Copy every line of the data that includes the string "TÜRKİYE".

[Start]

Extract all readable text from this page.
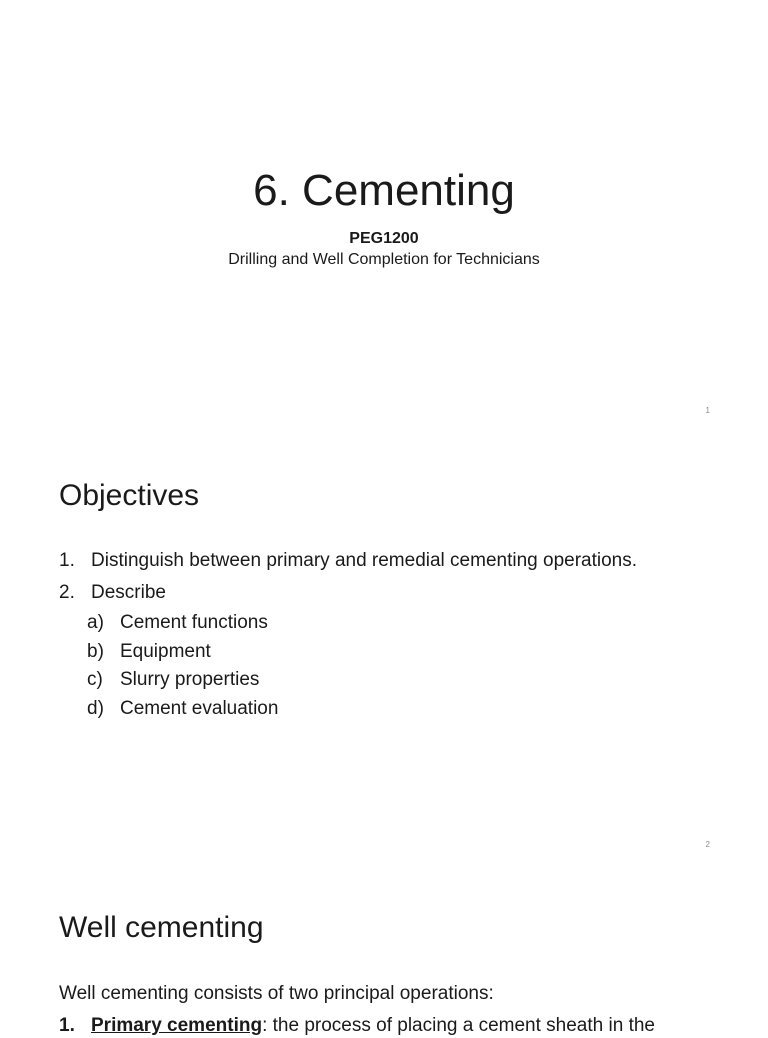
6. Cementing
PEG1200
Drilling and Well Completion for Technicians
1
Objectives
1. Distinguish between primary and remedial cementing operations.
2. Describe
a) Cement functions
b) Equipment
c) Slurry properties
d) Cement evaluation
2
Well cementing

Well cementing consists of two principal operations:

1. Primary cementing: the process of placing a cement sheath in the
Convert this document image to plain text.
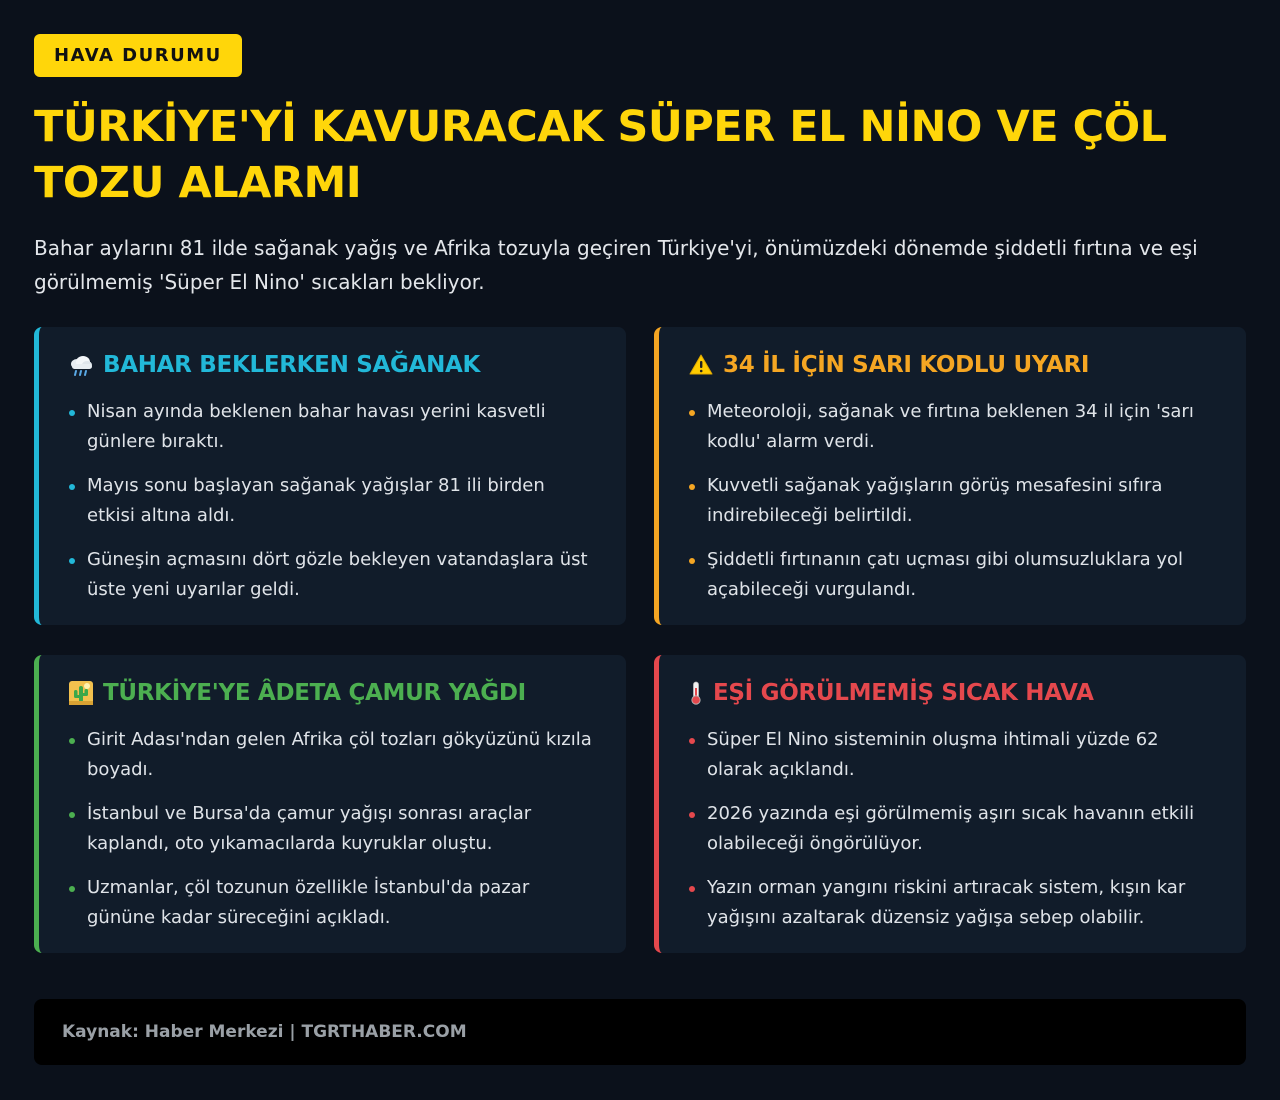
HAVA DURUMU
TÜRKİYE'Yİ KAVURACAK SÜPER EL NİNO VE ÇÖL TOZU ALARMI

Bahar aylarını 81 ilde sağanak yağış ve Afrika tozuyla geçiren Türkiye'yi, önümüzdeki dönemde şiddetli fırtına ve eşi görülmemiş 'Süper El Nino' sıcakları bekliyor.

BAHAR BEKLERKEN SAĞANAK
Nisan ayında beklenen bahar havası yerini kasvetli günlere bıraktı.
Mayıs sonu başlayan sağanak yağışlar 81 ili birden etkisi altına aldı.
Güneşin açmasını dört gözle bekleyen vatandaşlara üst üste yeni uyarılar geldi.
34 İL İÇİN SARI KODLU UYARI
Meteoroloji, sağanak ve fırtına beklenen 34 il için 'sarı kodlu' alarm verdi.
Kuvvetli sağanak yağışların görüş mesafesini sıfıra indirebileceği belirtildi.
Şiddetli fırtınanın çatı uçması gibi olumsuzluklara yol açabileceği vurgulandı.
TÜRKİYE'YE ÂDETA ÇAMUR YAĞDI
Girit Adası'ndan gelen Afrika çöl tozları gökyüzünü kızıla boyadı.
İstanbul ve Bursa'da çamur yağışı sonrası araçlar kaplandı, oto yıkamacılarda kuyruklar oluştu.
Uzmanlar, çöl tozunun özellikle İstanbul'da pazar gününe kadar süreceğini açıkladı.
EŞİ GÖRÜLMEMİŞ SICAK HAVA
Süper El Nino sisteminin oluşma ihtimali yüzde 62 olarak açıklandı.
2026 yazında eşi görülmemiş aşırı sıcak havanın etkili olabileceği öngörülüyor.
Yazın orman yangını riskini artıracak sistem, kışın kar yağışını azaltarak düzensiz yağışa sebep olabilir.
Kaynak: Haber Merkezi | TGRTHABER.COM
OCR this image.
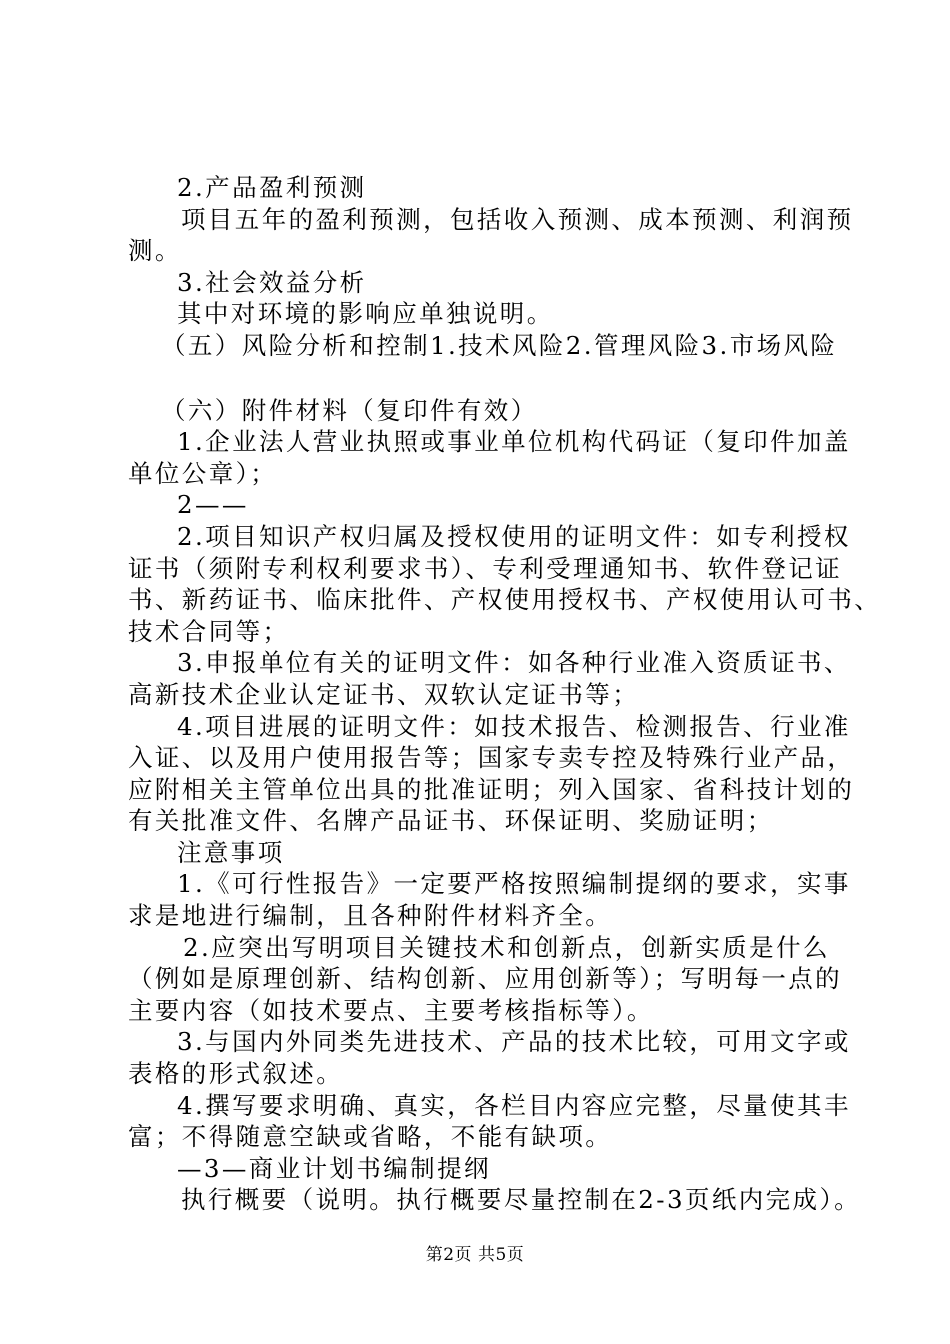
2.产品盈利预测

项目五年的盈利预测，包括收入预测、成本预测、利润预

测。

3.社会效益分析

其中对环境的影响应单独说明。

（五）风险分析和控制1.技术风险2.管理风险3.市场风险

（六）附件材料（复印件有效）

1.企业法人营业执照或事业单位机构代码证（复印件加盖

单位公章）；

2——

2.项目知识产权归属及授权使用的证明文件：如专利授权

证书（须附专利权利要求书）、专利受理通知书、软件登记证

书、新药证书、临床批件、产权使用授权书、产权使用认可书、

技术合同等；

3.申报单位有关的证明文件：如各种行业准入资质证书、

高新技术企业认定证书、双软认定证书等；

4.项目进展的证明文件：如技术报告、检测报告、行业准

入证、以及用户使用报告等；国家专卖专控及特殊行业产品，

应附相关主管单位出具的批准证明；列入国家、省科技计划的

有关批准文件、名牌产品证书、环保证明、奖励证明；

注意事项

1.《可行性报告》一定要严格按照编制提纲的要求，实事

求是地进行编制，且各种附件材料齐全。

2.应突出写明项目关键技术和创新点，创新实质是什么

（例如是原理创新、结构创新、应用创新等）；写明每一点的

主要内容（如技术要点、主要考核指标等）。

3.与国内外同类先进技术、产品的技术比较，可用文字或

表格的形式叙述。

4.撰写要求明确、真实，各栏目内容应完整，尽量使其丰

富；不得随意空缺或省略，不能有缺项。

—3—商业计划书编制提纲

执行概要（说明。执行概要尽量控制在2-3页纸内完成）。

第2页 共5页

[End]

:: Response to the exercise ::
TÜRKİYE'Yİ KAVURACAK SÜPER EL NİNO VE ÇÖL TOZU ALARMI
TÜRKİYE'YE ÂDETA ÇAMUR YAĞDI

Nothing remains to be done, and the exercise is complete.